Dataset records ->
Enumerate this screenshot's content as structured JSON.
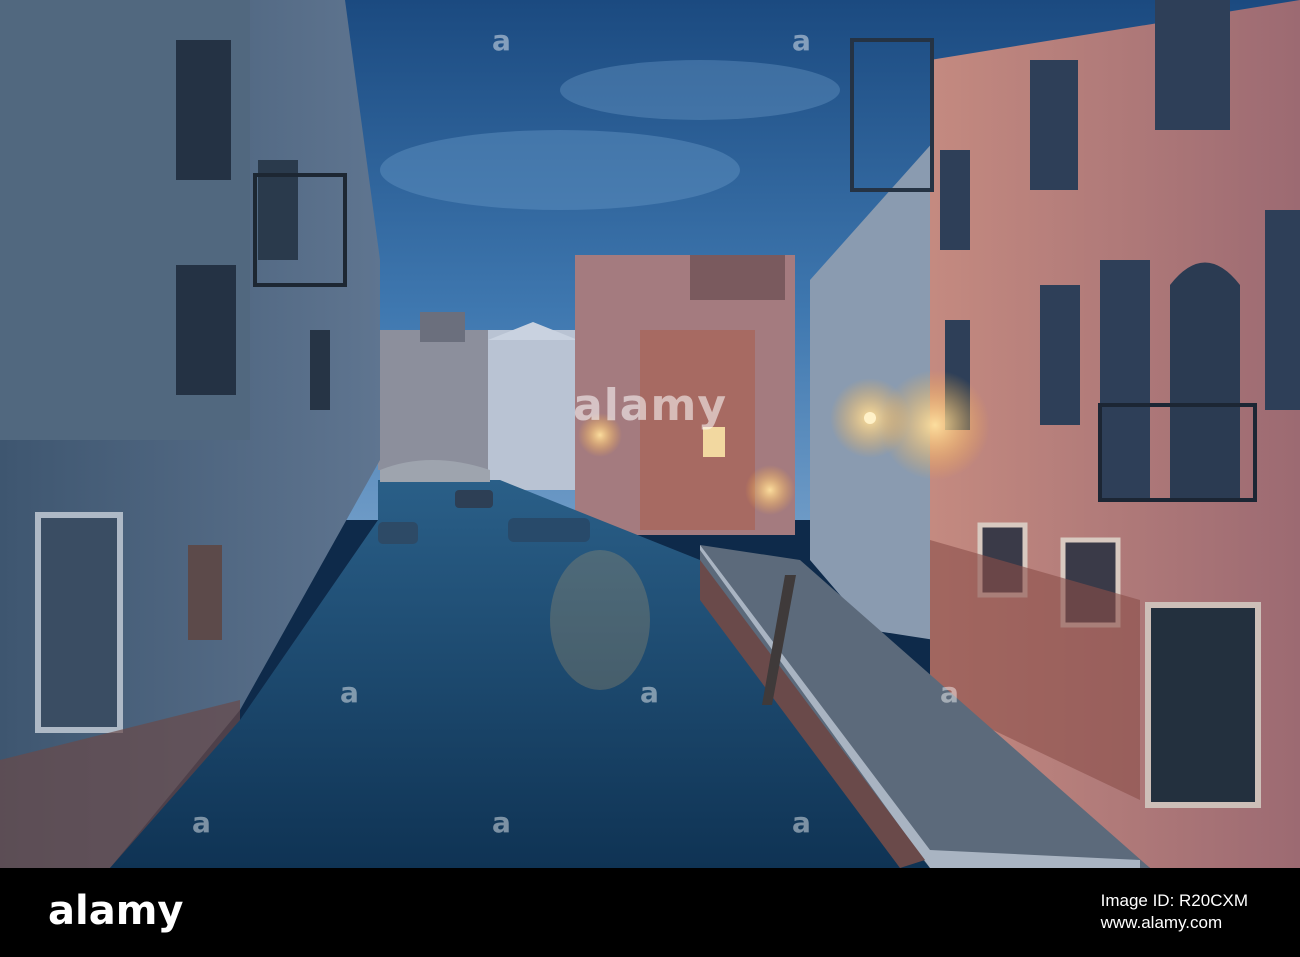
{
  "photo": {
    "subject": "Venice canal at dusk",
    "colors": {
      "sky_top": "#1d4f86",
      "sky_bottom": "#4d86bd",
      "water": "#153f62",
      "left_wall": "#52677f",
      "right_wall_pink": "#b27b78",
      "right_wall_light": "#8899aa",
      "lamp_glow": "#ffcf7a"
    }
  },
  "watermark": {
    "main": "alamy",
    "small": "a"
  },
  "footer": {
    "logo": "alamy",
    "image_id_label": "Image ID: R20CXM",
    "site": "www.alamy.com"
  }
}
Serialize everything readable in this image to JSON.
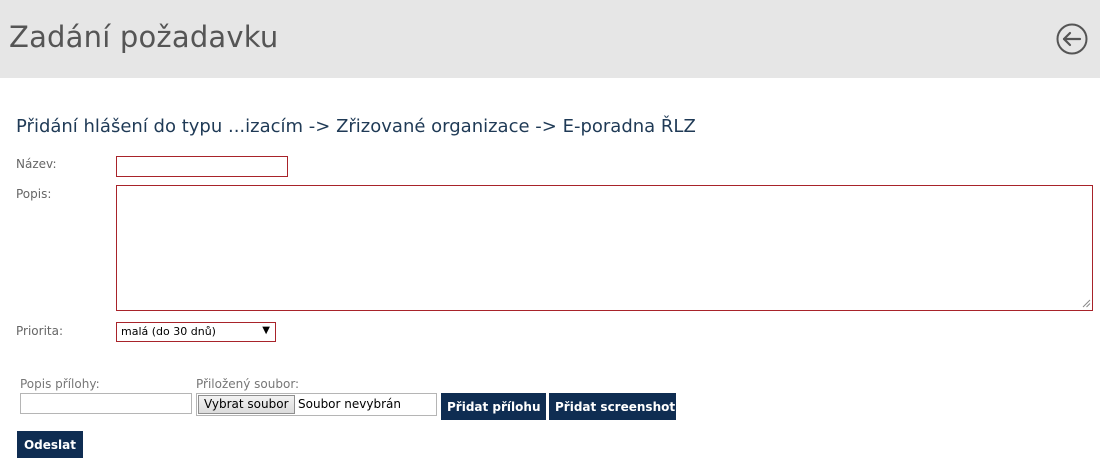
{
  "header": {
    "title": "Zadání požadavku",
    "back_icon": "circle-arrow-left-icon"
  },
  "form": {
    "heading": "Přidání hlášení do typu ...izacím -> Zřizované organizace -> E-poradna ŘLZ",
    "name_label": "Název:",
    "name_value": "",
    "description_label": "Popis:",
    "description_value": "",
    "priority_label": "Priorita:",
    "priority_value": "malá (do 30 dnů)"
  },
  "attachment": {
    "description_label": "Popis přílohy:",
    "description_value": "",
    "file_label": "Přiložený soubor:",
    "file_button_label": "Vybrat soubor",
    "file_status": "Soubor nevybrán",
    "add_attachment_label": "Přidat přílohu",
    "add_screenshot_label": "Přidat screenshot"
  },
  "submit_label": "Odeslat",
  "colors": {
    "header_bg": "#e6e6e6",
    "required_border": "#a8232a",
    "button_bg": "#0f2d52"
  }
}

What to produce -> Give the data above again in full and unchanged, skipping the pictures.

Output below ->
Enumerate this screenshot's content as structured JSON.
{
  "photo": {
    "subject": "Venice canal at dusk",
    "colors": {
      "sky_top": "#1d4f86",
      "sky_bottom": "#4d86bd",
      "water": "#153f62",
      "left_wall": "#52677f",
      "right_wall_pink": "#b27b78",
      "right_wall_light": "#8899aa",
      "lamp_glow": "#ffcf7a"
    }
  },
  "watermark": {
    "main": "alamy",
    "small": "a"
  },
  "footer": {
    "logo": "alamy",
    "image_id_label": "Image ID: R20CXM",
    "site": "www.alamy.com"
  }
}
Serialize everything readable in this image to JSON.
{
  "header": {
    "title": "Zadání požadavku",
    "back_icon": "circle-arrow-left-icon"
  },
  "form": {
    "heading": "Přidání hlášení do typu ...izacím -> Zřizované organizace -> E-poradna ŘLZ",
    "name_label": "Název:",
    "name_value": "",
    "description_label": "Popis:",
    "description_value": "",
    "priority_label": "Priorita:",
    "priority_value": "malá (do 30 dnů)"
  },
  "attachment": {
    "description_label": "Popis přílohy:",
    "description_value": "",
    "file_label": "Přiložený soubor:",
    "file_button_label": "Vybrat soubor",
    "file_status": "Soubor nevybrán",
    "add_attachment_label": "Přidat přílohu",
    "add_screenshot_label": "Přidat screenshot"
  },
  "submit_label": "Odeslat",
  "colors": {
    "header_bg": "#e6e6e6",
    "required_border": "#a8232a",
    "button_bg": "#0f2d52"
  }
}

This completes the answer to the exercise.